**Written task**
Write out all of the data exactly as it appears.

--- BEGIN Recorded information ---

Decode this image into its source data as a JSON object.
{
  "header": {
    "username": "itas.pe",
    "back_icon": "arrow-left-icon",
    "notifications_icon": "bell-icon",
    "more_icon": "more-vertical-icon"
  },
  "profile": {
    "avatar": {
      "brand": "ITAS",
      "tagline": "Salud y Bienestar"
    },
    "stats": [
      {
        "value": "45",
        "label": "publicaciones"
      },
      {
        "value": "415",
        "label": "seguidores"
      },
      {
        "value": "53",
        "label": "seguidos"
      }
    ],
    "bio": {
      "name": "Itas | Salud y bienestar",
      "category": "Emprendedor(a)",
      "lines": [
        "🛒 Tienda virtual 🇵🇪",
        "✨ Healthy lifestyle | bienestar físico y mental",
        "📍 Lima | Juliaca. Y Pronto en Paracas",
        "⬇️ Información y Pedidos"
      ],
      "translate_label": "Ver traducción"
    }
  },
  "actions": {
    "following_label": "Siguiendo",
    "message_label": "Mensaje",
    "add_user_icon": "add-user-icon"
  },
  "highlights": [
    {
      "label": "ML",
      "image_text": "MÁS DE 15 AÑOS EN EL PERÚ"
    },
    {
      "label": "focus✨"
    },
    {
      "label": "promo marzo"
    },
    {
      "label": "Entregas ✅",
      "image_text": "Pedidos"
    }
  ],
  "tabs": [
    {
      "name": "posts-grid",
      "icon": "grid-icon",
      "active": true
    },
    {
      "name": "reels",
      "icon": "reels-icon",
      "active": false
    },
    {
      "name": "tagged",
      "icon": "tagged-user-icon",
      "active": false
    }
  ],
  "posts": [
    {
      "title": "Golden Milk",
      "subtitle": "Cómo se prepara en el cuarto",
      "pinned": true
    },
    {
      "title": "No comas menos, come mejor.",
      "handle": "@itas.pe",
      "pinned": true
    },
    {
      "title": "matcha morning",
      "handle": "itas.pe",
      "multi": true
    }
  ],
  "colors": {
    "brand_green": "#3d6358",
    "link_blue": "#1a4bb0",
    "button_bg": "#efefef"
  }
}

--- END Recorded information ---

**Exercise answer**
Decode this image into its source data as a JSON object.
{
  "header": {
    "username": "itas.pe",
    "back_icon": "arrow-left-icon",
    "notifications_icon": "bell-icon",
    "more_icon": "more-vertical-icon"
  },
  "profile": {
    "avatar": {
      "brand": "ITAS",
      "tagline": "Salud y Bienestar"
    },
    "stats": [
      {
        "value": "45",
        "label": "publicaciones"
      },
      {
        "value": "415",
        "label": "seguidores"
      },
      {
        "value": "53",
        "label": "seguidos"
      }
    ],
    "bio": {
      "name": "Itas | Salud y bienestar",
      "category": "Emprendedor(a)",
      "lines": [
        "🛒 Tienda virtual 🇵🇪",
        "✨ Healthy lifestyle | bienestar físico y mental",
        "📍 Lima | Juliaca. Y Pronto en Paracas",
        "⬇️ Información y Pedidos"
      ],
      "translate_label": "Ver traducción"
    }
  },
  "actions": {
    "following_label": "Siguiendo",
    "message_label": "Mensaje",
    "add_user_icon": "add-user-icon"
  },
  "highlights": [
    {
      "label": "ML",
      "image_text": "MÁS DE 15 AÑOS EN EL PERÚ"
    },
    {
      "label": "focus✨"
    },
    {
      "label": "promo marzo"
    },
    {
      "label": "Entregas ✅",
      "image_text": "Pedidos"
    }
  ],
  "tabs": [
    {
      "name": "posts-grid",
      "icon": "grid-icon",
      "active": true
    },
    {
      "name": "reels",
      "icon": "reels-icon",
      "active": false
    },
    {
      "name": "tagged",
      "icon": "tagged-user-icon",
      "active": false
    }
  ],
  "posts": [
    {
      "title": "Golden Milk",
      "subtitle": "Cómo se prepara en el cuarto",
      "pinned": true
    },
    {
      "title": "No comas menos, come mejor.",
      "handle": "@itas.pe",
      "pinned": true
    },
    {
      "title": "matcha morning",
      "handle": "itas.pe",
      "multi": true
    }
  ],
  "colors": {
    "brand_green": "#3d6358",
    "link_blue": "#1a4bb0",
    "button_bg": "#efefef"
  }
}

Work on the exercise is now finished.